**Task statement:**
Copy out the entries below precisely; nothing is to be omitted.

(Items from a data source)
--- BEGIN ---

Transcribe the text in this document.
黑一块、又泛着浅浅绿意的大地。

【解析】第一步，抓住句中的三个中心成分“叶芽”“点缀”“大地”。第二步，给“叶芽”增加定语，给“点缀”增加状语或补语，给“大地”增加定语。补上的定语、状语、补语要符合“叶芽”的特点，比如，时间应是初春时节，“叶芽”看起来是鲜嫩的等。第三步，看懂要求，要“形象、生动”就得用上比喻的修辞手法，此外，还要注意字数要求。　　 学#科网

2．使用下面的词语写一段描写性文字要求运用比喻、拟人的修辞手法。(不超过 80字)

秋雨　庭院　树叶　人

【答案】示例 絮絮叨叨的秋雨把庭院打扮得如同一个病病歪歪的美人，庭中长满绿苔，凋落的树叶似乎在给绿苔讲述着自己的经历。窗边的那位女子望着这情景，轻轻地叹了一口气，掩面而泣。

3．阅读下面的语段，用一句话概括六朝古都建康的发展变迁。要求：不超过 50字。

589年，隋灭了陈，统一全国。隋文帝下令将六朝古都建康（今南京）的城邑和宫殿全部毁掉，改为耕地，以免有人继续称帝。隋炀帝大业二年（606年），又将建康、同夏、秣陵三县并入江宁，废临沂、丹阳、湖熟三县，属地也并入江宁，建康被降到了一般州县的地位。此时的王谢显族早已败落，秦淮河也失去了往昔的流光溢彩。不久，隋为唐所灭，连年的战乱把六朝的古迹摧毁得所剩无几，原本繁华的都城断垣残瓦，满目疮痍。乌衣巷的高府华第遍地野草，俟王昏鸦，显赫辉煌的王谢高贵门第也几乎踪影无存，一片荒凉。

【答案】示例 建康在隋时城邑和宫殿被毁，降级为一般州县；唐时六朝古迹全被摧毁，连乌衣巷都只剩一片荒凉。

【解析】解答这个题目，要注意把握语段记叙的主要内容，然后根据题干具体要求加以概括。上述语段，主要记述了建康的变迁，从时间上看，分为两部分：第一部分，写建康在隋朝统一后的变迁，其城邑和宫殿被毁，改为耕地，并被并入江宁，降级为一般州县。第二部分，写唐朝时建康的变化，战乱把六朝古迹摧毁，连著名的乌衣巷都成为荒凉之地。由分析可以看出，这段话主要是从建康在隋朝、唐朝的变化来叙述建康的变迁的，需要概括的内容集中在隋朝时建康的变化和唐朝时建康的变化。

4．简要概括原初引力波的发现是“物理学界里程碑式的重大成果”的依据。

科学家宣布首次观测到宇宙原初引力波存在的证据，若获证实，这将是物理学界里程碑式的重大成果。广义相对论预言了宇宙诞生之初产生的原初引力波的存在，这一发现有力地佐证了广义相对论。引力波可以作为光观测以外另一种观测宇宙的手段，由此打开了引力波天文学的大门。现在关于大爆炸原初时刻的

--- END ---

**Output of the exercise:**
Transcribe the text in this document.
黑一块、又泛着浅浅绿意的大地。

【解析】第一步，抓住句中的三个中心成分“叶芽”“点缀”“大地”。第二步，给“叶芽”增加定语，给“点缀”增加状语或补语，给“大地”增加定语。补上的定语、状语、补语要符合“叶芽”的特点，比如，时间应是初春时节，“叶芽”看起来是鲜嫩的等。第三步，看懂要求，要“形象、生动”就得用上比喻的修辞手法，此外，还要注意字数要求。　　 学#科网

2．使用下面的词语写一段描写性文字要求运用比喻、拟人的修辞手法。(不超过 80字)

秋雨　庭院　树叶　人

【答案】示例 絮絮叨叨的秋雨把庭院打扮得如同一个病病歪歪的美人，庭中长满绿苔，凋落的树叶似乎在给绿苔讲述着自己的经历。窗边的那位女子望着这情景，轻轻地叹了一口气，掩面而泣。

3．阅读下面的语段，用一句话概括六朝古都建康的发展变迁。要求：不超过 50字。

589年，隋灭了陈，统一全国。隋文帝下令将六朝古都建康（今南京）的城邑和宫殿全部毁掉，改为耕地，以免有人继续称帝。隋炀帝大业二年（606年），又将建康、同夏、秣陵三县并入江宁，废临沂、丹阳、湖熟三县，属地也并入江宁，建康被降到了一般州县的地位。此时的王谢显族早已败落，秦淮河也失去了往昔的流光溢彩。不久，隋为唐所灭，连年的战乱把六朝的古迹摧毁得所剩无几，原本繁华的都城断垣残瓦，满目疮痍。乌衣巷的高府华第遍地野草，俟王昏鸦，显赫辉煌的王谢高贵门第也几乎踪影无存，一片荒凉。

【答案】示例 建康在隋时城邑和宫殿被毁，降级为一般州县；唐时六朝古迹全被摧毁，连乌衣巷都只剩一片荒凉。

【解析】解答这个题目，要注意把握语段记叙的主要内容，然后根据题干具体要求加以概括。上述语段，主要记述了建康的变迁，从时间上看，分为两部分：第一部分，写建康在隋朝统一后的变迁，其城邑和宫殿被毁，改为耕地，并被并入江宁，降级为一般州县。第二部分，写唐朝时建康的变化，战乱把六朝古迹摧毁，连著名的乌衣巷都成为荒凉之地。由分析可以看出，这段话主要是从建康在隋朝、唐朝的变化来叙述建康的变迁的，需要概括的内容集中在隋朝时建康的变化和唐朝时建康的变化。

4．简要概括原初引力波的发现是“物理学界里程碑式的重大成果”的依据。

科学家宣布首次观测到宇宙原初引力波存在的证据，若获证实，这将是物理学界里程碑式的重大成果。广义相对论预言了宇宙诞生之初产生的原初引力波的存在，这一发现有力地佐证了广义相对论。引力波可以作为光观测以外另一种观测宇宙的手段，由此打开了引力波天文学的大门。现在关于大爆炸原初时刻的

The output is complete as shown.